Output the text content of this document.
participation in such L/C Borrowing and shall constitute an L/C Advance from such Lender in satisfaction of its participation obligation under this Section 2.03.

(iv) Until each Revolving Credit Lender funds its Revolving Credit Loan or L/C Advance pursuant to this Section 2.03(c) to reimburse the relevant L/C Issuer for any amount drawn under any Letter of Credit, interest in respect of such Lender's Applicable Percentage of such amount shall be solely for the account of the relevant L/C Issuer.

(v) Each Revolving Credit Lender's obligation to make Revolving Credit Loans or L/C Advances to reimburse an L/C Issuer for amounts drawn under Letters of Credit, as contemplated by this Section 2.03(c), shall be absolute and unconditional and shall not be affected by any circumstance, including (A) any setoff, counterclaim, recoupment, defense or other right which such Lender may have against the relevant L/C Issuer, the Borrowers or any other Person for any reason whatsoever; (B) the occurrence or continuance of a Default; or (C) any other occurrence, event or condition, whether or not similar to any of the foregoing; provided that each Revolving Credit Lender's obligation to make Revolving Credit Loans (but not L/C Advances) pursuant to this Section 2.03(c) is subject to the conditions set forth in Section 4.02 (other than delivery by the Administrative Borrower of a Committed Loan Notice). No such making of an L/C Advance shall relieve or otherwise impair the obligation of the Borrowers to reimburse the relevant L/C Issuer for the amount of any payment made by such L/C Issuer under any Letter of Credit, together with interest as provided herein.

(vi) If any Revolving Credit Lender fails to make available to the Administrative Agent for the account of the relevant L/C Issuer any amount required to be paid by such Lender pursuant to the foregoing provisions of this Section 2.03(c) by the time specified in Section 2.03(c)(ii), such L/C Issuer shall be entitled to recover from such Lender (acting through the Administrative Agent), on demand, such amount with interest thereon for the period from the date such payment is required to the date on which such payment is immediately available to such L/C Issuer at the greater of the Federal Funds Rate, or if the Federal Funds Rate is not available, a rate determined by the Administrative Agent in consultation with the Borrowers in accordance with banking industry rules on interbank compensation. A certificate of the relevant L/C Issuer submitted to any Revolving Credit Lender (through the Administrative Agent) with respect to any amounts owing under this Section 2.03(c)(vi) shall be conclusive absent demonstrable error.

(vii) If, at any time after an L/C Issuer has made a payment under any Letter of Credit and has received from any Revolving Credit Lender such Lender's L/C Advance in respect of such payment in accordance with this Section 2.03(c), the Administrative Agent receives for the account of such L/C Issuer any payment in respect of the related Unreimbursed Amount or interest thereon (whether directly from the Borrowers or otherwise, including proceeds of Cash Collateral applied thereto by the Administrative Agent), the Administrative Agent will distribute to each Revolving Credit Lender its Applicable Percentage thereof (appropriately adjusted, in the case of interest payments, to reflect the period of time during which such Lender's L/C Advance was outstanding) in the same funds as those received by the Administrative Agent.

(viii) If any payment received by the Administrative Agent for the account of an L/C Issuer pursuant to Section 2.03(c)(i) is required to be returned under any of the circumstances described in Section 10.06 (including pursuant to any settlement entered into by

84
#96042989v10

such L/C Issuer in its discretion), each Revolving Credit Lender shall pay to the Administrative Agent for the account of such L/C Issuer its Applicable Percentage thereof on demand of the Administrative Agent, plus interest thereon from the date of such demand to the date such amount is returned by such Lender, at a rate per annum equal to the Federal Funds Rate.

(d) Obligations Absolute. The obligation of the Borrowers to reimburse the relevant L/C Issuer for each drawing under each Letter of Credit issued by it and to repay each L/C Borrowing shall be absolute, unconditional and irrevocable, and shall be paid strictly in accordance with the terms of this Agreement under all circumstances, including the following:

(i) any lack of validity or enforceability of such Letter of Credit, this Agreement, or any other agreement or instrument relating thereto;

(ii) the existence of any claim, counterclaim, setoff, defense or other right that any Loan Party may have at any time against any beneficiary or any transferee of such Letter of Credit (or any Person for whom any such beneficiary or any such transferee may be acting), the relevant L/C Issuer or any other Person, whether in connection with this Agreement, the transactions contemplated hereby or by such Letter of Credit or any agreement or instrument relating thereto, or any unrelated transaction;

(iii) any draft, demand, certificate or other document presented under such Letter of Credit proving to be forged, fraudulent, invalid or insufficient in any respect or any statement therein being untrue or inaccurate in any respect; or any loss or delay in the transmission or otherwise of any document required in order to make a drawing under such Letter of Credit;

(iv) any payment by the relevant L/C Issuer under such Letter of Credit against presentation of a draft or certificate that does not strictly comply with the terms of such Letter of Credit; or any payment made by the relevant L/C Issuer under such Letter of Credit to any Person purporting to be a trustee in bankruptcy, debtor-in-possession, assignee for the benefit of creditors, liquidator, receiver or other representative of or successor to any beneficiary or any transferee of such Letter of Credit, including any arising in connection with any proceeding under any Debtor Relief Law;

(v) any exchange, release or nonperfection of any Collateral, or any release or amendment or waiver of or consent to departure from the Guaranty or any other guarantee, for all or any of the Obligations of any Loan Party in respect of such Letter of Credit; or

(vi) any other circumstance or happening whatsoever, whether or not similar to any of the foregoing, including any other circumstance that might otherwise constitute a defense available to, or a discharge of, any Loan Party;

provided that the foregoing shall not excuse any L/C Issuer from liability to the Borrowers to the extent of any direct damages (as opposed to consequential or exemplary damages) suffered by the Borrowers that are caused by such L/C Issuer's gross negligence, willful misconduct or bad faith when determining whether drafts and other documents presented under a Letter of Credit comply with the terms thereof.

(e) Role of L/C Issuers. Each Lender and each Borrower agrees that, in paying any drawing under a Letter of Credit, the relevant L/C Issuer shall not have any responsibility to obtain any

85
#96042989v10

• _WHAT IS REQUIRED_:
Give all the records again. Match them exactly.

• _OUTPUT FOR THIS TASK_:
Output the text content of this document.
participation in such L/C Borrowing and shall constitute an L/C Advance from such Lender in satisfaction of its participation obligation under this Section 2.03.

(iv) Until each Revolving Credit Lender funds its Revolving Credit Loan or L/C Advance pursuant to this Section 2.03(c) to reimburse the relevant L/C Issuer for any amount drawn under any Letter of Credit, interest in respect of such Lender's Applicable Percentage of such amount shall be solely for the account of the relevant L/C Issuer.

(v) Each Revolving Credit Lender's obligation to make Revolving Credit Loans or L/C Advances to reimburse an L/C Issuer for amounts drawn under Letters of Credit, as contemplated by this Section 2.03(c), shall be absolute and unconditional and shall not be affected by any circumstance, including (A) any setoff, counterclaim, recoupment, defense or other right which such Lender may have against the relevant L/C Issuer, the Borrowers or any other Person for any reason whatsoever; (B) the occurrence or continuance of a Default; or (C) any other occurrence, event or condition, whether or not similar to any of the foregoing; provided that each Revolving Credit Lender's obligation to make Revolving Credit Loans (but not L/C Advances) pursuant to this Section 2.03(c) is subject to the conditions set forth in Section 4.02 (other than delivery by the Administrative Borrower of a Committed Loan Notice). No such making of an L/C Advance shall relieve or otherwise impair the obligation of the Borrowers to reimburse the relevant L/C Issuer for the amount of any payment made by such L/C Issuer under any Letter of Credit, together with interest as provided herein.

(vi) If any Revolving Credit Lender fails to make available to the Administrative Agent for the account of the relevant L/C Issuer any amount required to be paid by such Lender pursuant to the foregoing provisions of this Section 2.03(c) by the time specified in Section 2.03(c)(ii), such L/C Issuer shall be entitled to recover from such Lender (acting through the Administrative Agent), on demand, such amount with interest thereon for the period from the date such payment is required to the date on which such payment is immediately available to such L/C Issuer at the greater of the Federal Funds Rate, or if the Federal Funds Rate is not available, a rate determined by the Administrative Agent in consultation with the Borrowers in accordance with banking industry rules on interbank compensation. A certificate of the relevant L/C Issuer submitted to any Revolving Credit Lender (through the Administrative Agent) with respect to any amounts owing under this Section 2.03(c)(vi) shall be conclusive absent demonstrable error.

(vii) If, at any time after an L/C Issuer has made a payment under any Letter of Credit and has received from any Revolving Credit Lender such Lender's L/C Advance in respect of such payment in accordance with this Section 2.03(c), the Administrative Agent receives for the account of such L/C Issuer any payment in respect of the related Unreimbursed Amount or interest thereon (whether directly from the Borrowers or otherwise, including proceeds of Cash Collateral applied thereto by the Administrative Agent), the Administrative Agent will distribute to each Revolving Credit Lender its Applicable Percentage thereof (appropriately adjusted, in the case of interest payments, to reflect the period of time during which such Lender's L/C Advance was outstanding) in the same funds as those received by the Administrative Agent.

(viii) If any payment received by the Administrative Agent for the account of an L/C Issuer pursuant to Section 2.03(c)(i) is required to be returned under any of the circumstances described in Section 10.06 (including pursuant to any settlement entered into by

84
#96042989v10

such L/C Issuer in its discretion), each Revolving Credit Lender shall pay to the Administrative Agent for the account of such L/C Issuer its Applicable Percentage thereof on demand of the Administrative Agent, plus interest thereon from the date of such demand to the date such amount is returned by such Lender, at a rate per annum equal to the Federal Funds Rate.

(d) Obligations Absolute. The obligation of the Borrowers to reimburse the relevant L/C Issuer for each drawing under each Letter of Credit issued by it and to repay each L/C Borrowing shall be absolute, unconditional and irrevocable, and shall be paid strictly in accordance with the terms of this Agreement under all circumstances, including the following:

(i) any lack of validity or enforceability of such Letter of Credit, this Agreement, or any other agreement or instrument relating thereto;

(ii) the existence of any claim, counterclaim, setoff, defense or other right that any Loan Party may have at any time against any beneficiary or any transferee of such Letter of Credit (or any Person for whom any such beneficiary or any such transferee may be acting), the relevant L/C Issuer or any other Person, whether in connection with this Agreement, the transactions contemplated hereby or by such Letter of Credit or any agreement or instrument relating thereto, or any unrelated transaction;

(iii) any draft, demand, certificate or other document presented under such Letter of Credit proving to be forged, fraudulent, invalid or insufficient in any respect or any statement therein being untrue or inaccurate in any respect; or any loss or delay in the transmission or otherwise of any document required in order to make a drawing under such Letter of Credit;

(iv) any payment by the relevant L/C Issuer under such Letter of Credit against presentation of a draft or certificate that does not strictly comply with the terms of such Letter of Credit; or any payment made by the relevant L/C Issuer under such Letter of Credit to any Person purporting to be a trustee in bankruptcy, debtor-in-possession, assignee for the benefit of creditors, liquidator, receiver or other representative of or successor to any beneficiary or any transferee of such Letter of Credit, including any arising in connection with any proceeding under any Debtor Relief Law;

(v) any exchange, release or nonperfection of any Collateral, or any release or amendment or waiver of or consent to departure from the Guaranty or any other guarantee, for all or any of the Obligations of any Loan Party in respect of such Letter of Credit; or

(vi) any other circumstance or happening whatsoever, whether or not similar to any of the foregoing, including any other circumstance that might otherwise constitute a defense available to, or a discharge of, any Loan Party;

provided that the foregoing shall not excuse any L/C Issuer from liability to the Borrowers to the extent of any direct damages (as opposed to consequential or exemplary damages) suffered by the Borrowers that are caused by such L/C Issuer's gross negligence, willful misconduct or bad faith when determining whether drafts and other documents presented under a Letter of Credit comply with the terms thereof.

(e) Role of L/C Issuers. Each Lender and each Borrower agrees that, in paying any drawing under a Letter of Credit, the relevant L/C Issuer shall not have any responsibility to obtain any

85
#96042989v10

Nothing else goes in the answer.